━━━ DATASET ENTRIES

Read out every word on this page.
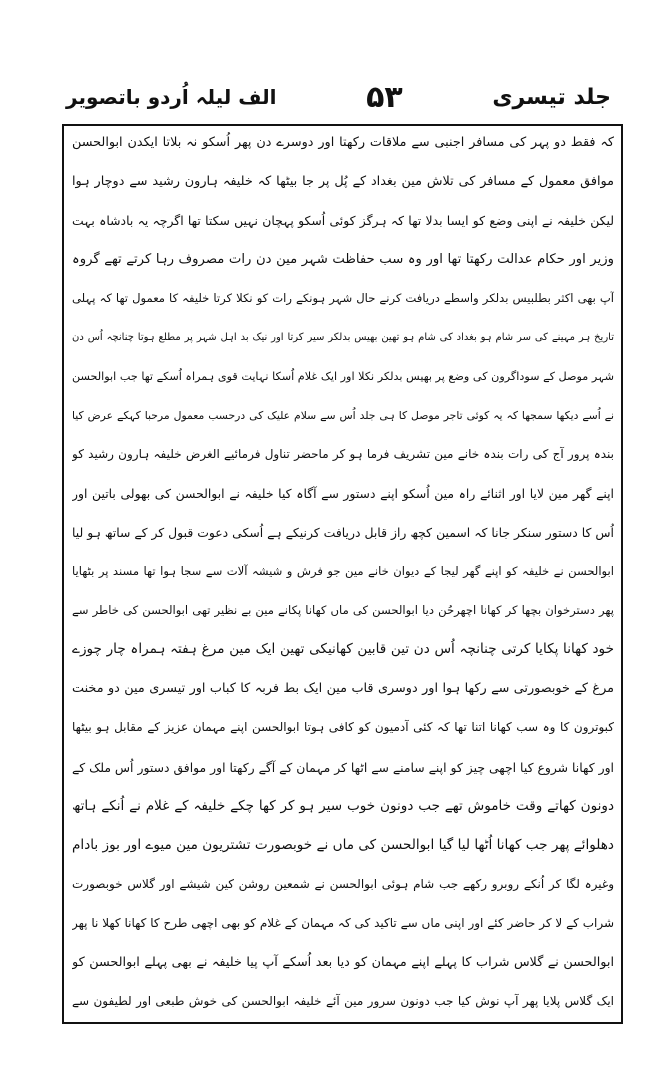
جلد تیسری
۵۳
الف لیلہ اُردو باتصویر
کہ فقط دو پہر کی مسافر اجنبی سے ملاقات رکھتا اور دوسرے دن پھر اُسکو نہ بلاتا ایکدن ابوالحسن
موافق معمول کے مسافر کی تلاش مین بغداد کے پُل پر جا بیٹھا کہ خلیفہ ہارون رشید سے دوچار ہوا
لیکن خلیفہ نے اپنی وضع کو ایسا بدلا تھا کہ ہرگز کوئی اُسکو پہچان نہیں سکتا تھا اگرچہ یہ بادشاہ بہت
وزیر اور حکام عدالت رکھتا تھا اور وہ سب حفاظت شہر مین دن رات مصروف رہا کرتے تھے گروہ
آپ بھی اکثر بطلبیس بدلکر واسطے دریافت کرنے حال شہر ہونکے رات کو نکلا کرتا خلیفہ کا معمول تھا کہ پہلی
تاریخ ہر مہینے کی سر شام ہو بغداد کی شام ہو تھین بھیس بدلکر سیر کرتا اور نیک بد اہل شہر پر مطلع ہوتا چنانچہ اُس دن
شہر موصل کے سوداگرون کی وضع پر بھیس بدلکر نکلا اور ایک غلام اُسکا نہایت قوی ہمراہ اُسکے تھا جب ابوالحسن
نے اُسے دیکھا سمجھا کہ یہ کوئی تاجر موصل کا ہی جلد اُس سے سلام علیک کی درحسب معمول مرحبا کہکے عرض کیا
بندہ پرور آج کی رات بندہ خانے مین تشریف فرما ہو کر ماحضر تناول فرمائیے الغرض خلیفہ ہارون رشید کو
اپنے گھر مین لایا اور اثنائے راہ مین اُسکو اپنے دستور سے آگاہ کیا خلیفہ نے ابوالحسن کی بھولی باتین اور
اُس کا دستور سنکر جانا کہ اسمین کچھ راز قابل دریافت کرنیکے ہے اُسکی دعوت قبول کر کے ساتھ ہو لیا
ابوالحسن نے خلیفہ کو اپنے گھر لیجا کے دیوان خانے مین جو فرش و شیشہ آلات سے سجا ہوا تھا مسند پر بٹھایا
پھر دسترخوان بچھا کر کھانا اچھرحُن دیا ابوالحسن کی ماں کھانا پکانے مین بے نظیر تھی ابوالحسن کی خاطر سے
خود کھانا پکایا کرتی چنانچہ اُس دن تین قابین کھانیکی تھین ایک مین مرغ ہفتہ ہمراہ چار چوزے
مرغ کے خوبصورتی سے رکھا ہوا اور دوسری قاب مین ایک بط فربہ کا کباب اور تیسری مین دو مخنت
کبوترون کا وہ سب کھانا اتنا تھا کہ کئی آدمیون کو کافی ہوتا ابوالحسن اپنے مہمان عزیز کے مقابل ہو بیٹھا
اور کھانا شروع کیا اچھی چیز کو اپنے سامنے سے اٹھا کر مہمان کے آگے رکھتا اور موافق دستور اُس ملک کے
دونون کھاتے وقت خاموش تھے جب دونون خوب سیر ہو کر کھا چکے خلیفہ کے غلام نے اُنکے ہاتھ
دھلوائے پھر جب کھانا اُٹھا لیا گیا ابوالحسن کی ماں نے خوبصورت تشتریون مین میوے اور بوز بادام
وغیرہ لگا کر اُنکے روبرو رکھے جب شام ہوئی ابوالحسن نے شمعین روشن کین شیشے اور گلاس خوبصورت
شراب کے لا کر حاضر کئے اور اپنی ماں سے تاکید کی کہ مہمان کے غلام کو بھی اچھی طرح کا کھانا کھلا نا پھر
ابوالحسن نے گلاس شراب کا پہلے اپنے مہمان کو دیا بعد اُسکے آپ پیا خلیفہ نے بھی پہلے ابوالحسن کو
ایک گلاس پلایا پھر آپ نوش کیا جب دونون سرور مین آئے خلیفہ ابوالحسن کی خوش طبعی اور لطیفون سے
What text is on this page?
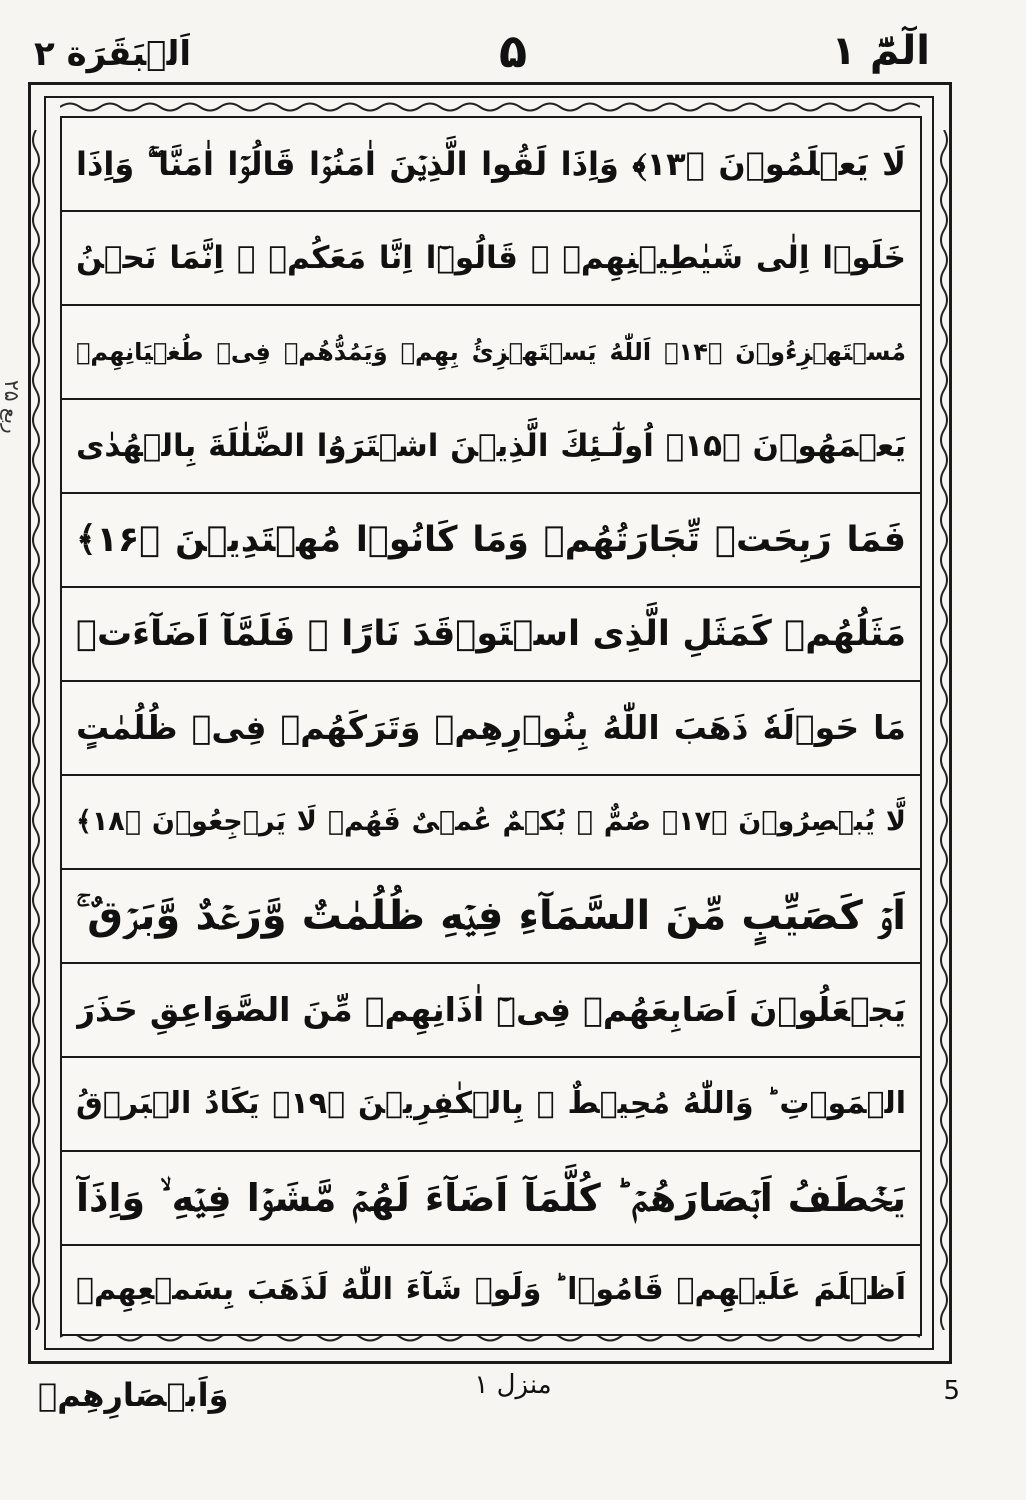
الٓمّٓ ۱
۵
اَلۡبَقَرَة ۲
ربع ۲۵
لَا يَعۡلَمُوۡنَ ﴿۱۳﴾ وَاِذَا لَقُوا الَّذِيۡنَ اٰمَنُوۡا قَالُوۡٓا اٰمَنَّا ۖۚ وَاِذَا
خَلَوۡا اِلٰى شَيٰطِيۡنِهِمۡ ۙ قَالُوۡٓا اِنَّا مَعَكُمۡ ۙ اِنَّمَا نَحۡنُ
مُسۡتَهۡزِءُوۡنَ ﴿۱۴﴾ اَللّٰهُ يَسۡتَهۡزِئُ بِهِمۡ وَيَمُدُّهُمۡ فِىۡ طُغۡيَانِهِمۡ
يَعۡمَهُوۡنَ ﴿۱۵﴾ اُولٰٓـئِكَ الَّذِيۡنَ اشۡتَرَوُا الضَّلٰلَةَ بِالۡهُدٰى
فَمَا رَبِحَتۡ تِّجَارَتُهُمۡ وَمَا كَانُوۡا مُهۡتَدِيۡنَ ﴿۱۶﴾
مَثَلُهُمۡ كَمَثَلِ الَّذِى اسۡتَوۡقَدَ نَارًا ۚ فَلَمَّآ اَضَآءَتۡ
مَا حَوۡلَهٗ ذَهَبَ اللّٰهُ بِنُوۡرِهِمۡ وَتَرَكَهُمۡ فِىۡ ظُلُمٰتٍ
لَّا يُبۡصِرُوۡنَ ﴿۱۷﴾ صُمٌّ ۢ بُكۡمٌ عُمۡىٌ فَهُمۡ لَا يَرۡجِعُوۡنَ ﴿۱۸﴾
اَوۡ كَصَيِّبٍ مِّنَ السَّمَآءِ فِيۡهِ ظُلُمٰتٌ وَّرَعۡدٌ وَّبَرۡقٌ ۚ
يَجۡعَلُوۡنَ اَصَابِعَهُمۡ فِىۡٓ اٰذَانِهِمۡ مِّنَ الصَّوَاعِقِ حَذَرَ
الۡمَوۡتِ ؕ وَاللّٰهُ مُحِيۡطٌ ۢ بِالۡكٰفِرِيۡنَ ﴿۱۹﴾ يَكَادُ الۡبَرۡقُ
يَخۡطَفُ اَبۡصَارَهُمۡ ؕ كُلَّمَآ اَضَآءَ لَهُمۡ مَّشَوۡا فِيۡهِ ۙ وَاِذَآ
اَظۡلَمَ عَلَيۡهِمۡ قَامُوۡا ؕ وَلَوۡ شَآءَ اللّٰهُ لَذَهَبَ بِسَمۡعِهِمۡ
وَاَبۡصَارِهِمۡ	منزل ۱	5
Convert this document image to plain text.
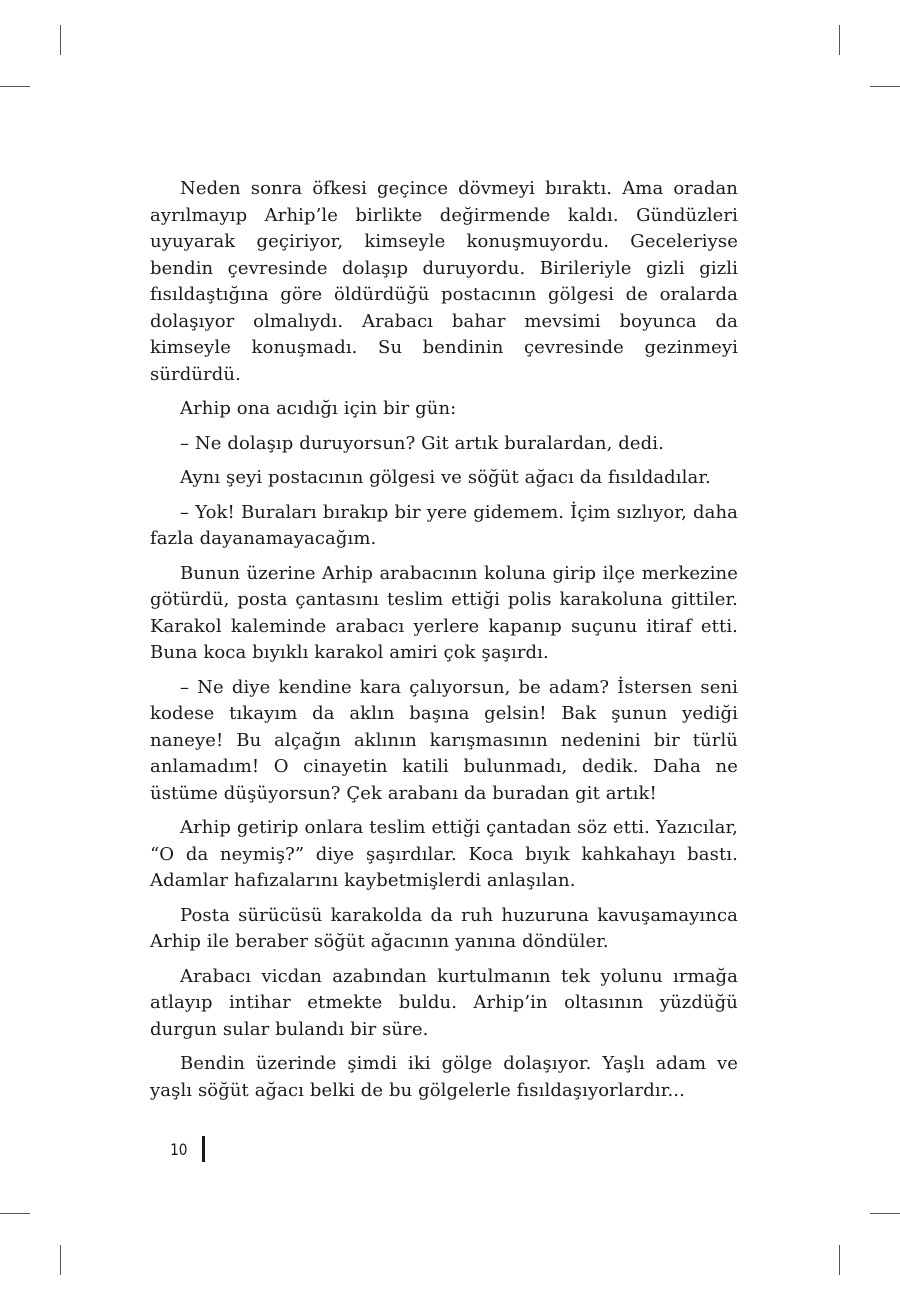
Neden sonra öfkesi geçince dövmeyi bıraktı. Ama oradan ayrılmayıp Arhip’le birlikte değirmende kaldı. Gündüzleri uyuyarak geçiriyor, kimseyle konuşmuyordu. Geceleriyse bendin çevresinde dolaşıp duruyordu. Birileriyle gizli gizli fısıldaştığına göre öldürdüğü postacının gölgesi de oralarda dolaşıyor olmalıydı. Arabacı bahar mevsimi boyunca da kimseyle konuşmadı. Su bendinin çevresinde gezinmeyi sürdürdü.

Arhip ona acıdığı için bir gün:

– Ne dolaşıp duruyorsun? Git artık buralardan, dedi.

Aynı şeyi postacının gölgesi ve söğüt ağacı da fısıldadılar.

– Yok! Buraları bırakıp bir yere gidemem. İçim sızlıyor, daha fazla dayanamayacağım.

Bunun üzerine Arhip arabacının koluna girip ilçe merkezine götürdü, posta çantasını teslim ettiği polis karakoluna gittiler. Karakol kaleminde arabacı yerlere kapanıp suçunu itiraf etti. Buna koca bıyıklı karakol amiri çok şaşırdı.

– Ne diye kendine kara çalıyorsun, be adam? İstersen seni kodese tıkayım da aklın başına gelsin! Bak şunun yediği naneye! Bu alçağın aklının karışmasının nedenini bir türlü anlamadım! O cinayetin katili bulunmadı, dedik. Daha ne üstüme düşüyorsun? Çek arabanı da buradan git artık!

Arhip getirip onlara teslim ettiği çantadan söz etti. Yazıcılar, “O da neymiş?” diye şaşırdılar. Koca bıyık kahkahayı bastı. Adamlar hafızalarını kaybetmişlerdi anlaşılan.

Posta sürücüsü karakolda da ruh huzuruna kavuşamayınca Arhip ile beraber söğüt ağacının yanına döndüler.

Arabacı vicdan azabından kurtulmanın tek yolunu ırmağa atlayıp intihar etmekte buldu. Arhip’in oltasının yüzdüğü durgun sular bulandı bir süre.

Bendin üzerinde şimdi iki gölge dolaşıyor. Yaşlı adam ve yaşlı söğüt ağacı belki de bu gölgelerle fısıldaşıyorlardır...

10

━━━━━━

▶ **AIM**
Where a line of the entries contains the word "اپنی", copy that line.

▶ **THE COMPLETED TASK**
لیکن خلیفہ نے اپنی وضع کو ایسا بدلا تھا کہ ہرگز کوئی اُسکو پہچان نہیں سکتا تھا اگرچہ یہ بادشاہ بہت
شراب کے لا کر حاضر کئے اور اپنی ماں سے تاکید کی کہ مہمان کے غلام کو بھی اچھی طرح کا کھانا کھلا نا پھر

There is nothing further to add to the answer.